I've been looking up regular expression tutorials trying to get the hang of them and was enjoying the tutorial in this link right up until this problem: http://regexone.com/lesson/12
I cannot seem to figure out what the difference between "matching" and "capturing" is. Nothing I write seems to select the text under the "Capture" section (not even .*).
Edit: Here is an example for the tutorial that confuses me: (.* (.*)) is considered correct and (.* .*) is not. Is this a problem with the tutorial or something I am not understanding?
Matching:
When engine matches a part of string or the whole but does return nothing.
Capturing:
When engine matches a part of string or the whole and does return something.
--
What's the meaning of returning?
When you need to check/store/validate/work/love a part of string that your regex matched it before you need capturing groups (...)
At your example this regex .*?\d+ just matches the dates and years See here
And this regex .*?(\d+) matches the whole and captures the year See here
And (.*?(\d+)) will match the whole and capture the whole and the year respectively See here
*Please notice the bottom right box titled Match groups
So returning....

------------------------

ACTIONS TO TAKE:
1/ Answer these questions about the thread on regex matching and capturing:
(a) In the tutorial example, which regex is treated as correct?
(b) According to the reply, what does the engine return when it only matches?
(c) What is the title of the box that readers are asked to notice?
2/ Return the lines of the data records starting at the first line and stopping after the line that contains "answer-prompt: The area", with both included.

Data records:
------------------------

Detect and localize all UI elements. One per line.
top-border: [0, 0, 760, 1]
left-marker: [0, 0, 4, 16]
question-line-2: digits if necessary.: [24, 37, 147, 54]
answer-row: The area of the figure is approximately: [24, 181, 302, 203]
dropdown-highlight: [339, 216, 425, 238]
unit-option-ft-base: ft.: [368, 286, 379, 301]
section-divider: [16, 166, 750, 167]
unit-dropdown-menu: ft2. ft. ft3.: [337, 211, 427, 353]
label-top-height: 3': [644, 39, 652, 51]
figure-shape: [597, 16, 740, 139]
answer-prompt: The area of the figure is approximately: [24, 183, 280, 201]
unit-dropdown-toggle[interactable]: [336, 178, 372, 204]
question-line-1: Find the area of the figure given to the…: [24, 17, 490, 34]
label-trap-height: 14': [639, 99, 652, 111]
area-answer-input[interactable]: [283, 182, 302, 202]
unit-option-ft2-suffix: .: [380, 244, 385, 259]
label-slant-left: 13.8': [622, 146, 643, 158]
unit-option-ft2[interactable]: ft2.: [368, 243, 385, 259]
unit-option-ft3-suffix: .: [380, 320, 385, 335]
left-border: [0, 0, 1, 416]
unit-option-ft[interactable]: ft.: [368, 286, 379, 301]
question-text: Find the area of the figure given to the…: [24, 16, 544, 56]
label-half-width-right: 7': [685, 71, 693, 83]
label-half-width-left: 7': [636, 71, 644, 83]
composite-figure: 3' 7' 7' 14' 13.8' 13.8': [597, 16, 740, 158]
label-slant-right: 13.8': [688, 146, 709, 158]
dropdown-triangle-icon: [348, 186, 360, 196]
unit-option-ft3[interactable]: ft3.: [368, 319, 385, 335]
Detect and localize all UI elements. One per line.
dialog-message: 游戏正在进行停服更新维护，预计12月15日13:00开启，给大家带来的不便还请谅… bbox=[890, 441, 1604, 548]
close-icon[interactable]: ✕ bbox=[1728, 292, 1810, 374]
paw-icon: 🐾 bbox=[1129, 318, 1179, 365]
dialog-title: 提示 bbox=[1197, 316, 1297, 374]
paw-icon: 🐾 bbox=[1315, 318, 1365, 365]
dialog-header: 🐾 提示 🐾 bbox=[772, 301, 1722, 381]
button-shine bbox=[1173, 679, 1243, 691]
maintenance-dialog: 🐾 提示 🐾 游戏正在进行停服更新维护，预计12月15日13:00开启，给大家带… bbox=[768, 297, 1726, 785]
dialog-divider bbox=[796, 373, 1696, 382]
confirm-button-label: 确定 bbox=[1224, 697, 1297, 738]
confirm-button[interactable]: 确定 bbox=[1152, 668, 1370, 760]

------------------------

EXERCISE RESPONSES:
1/
(a) (.* (.*))
(b) Nothing.
(c) Match groups

2/
Detect and localize all UI elements. One per line.
top-border: [0, 0, 760, 1]
left-marker: [0, 0, 4, 16]
question-line-2: digits if necessary.: [24, 37, 147, 54]
answer-row: The area of the figure is approximately: [24, 181, 302, 203]
dropdown-highlight: [339, 216, 425, 238]
unit-option-ft-base: ft.: [368, 286, 379, 301]
section-divider: [16, 166, 750, 167]
unit-dropdown-menu: ft2. ft. ft3.: [337, 211, 427, 353]
label-top-height: 3': [644, 39, 652, 51]
figure-shape: [597, 16, 740, 139]
answer-prompt: The area of the figure is approximately: [24, 183, 280, 201]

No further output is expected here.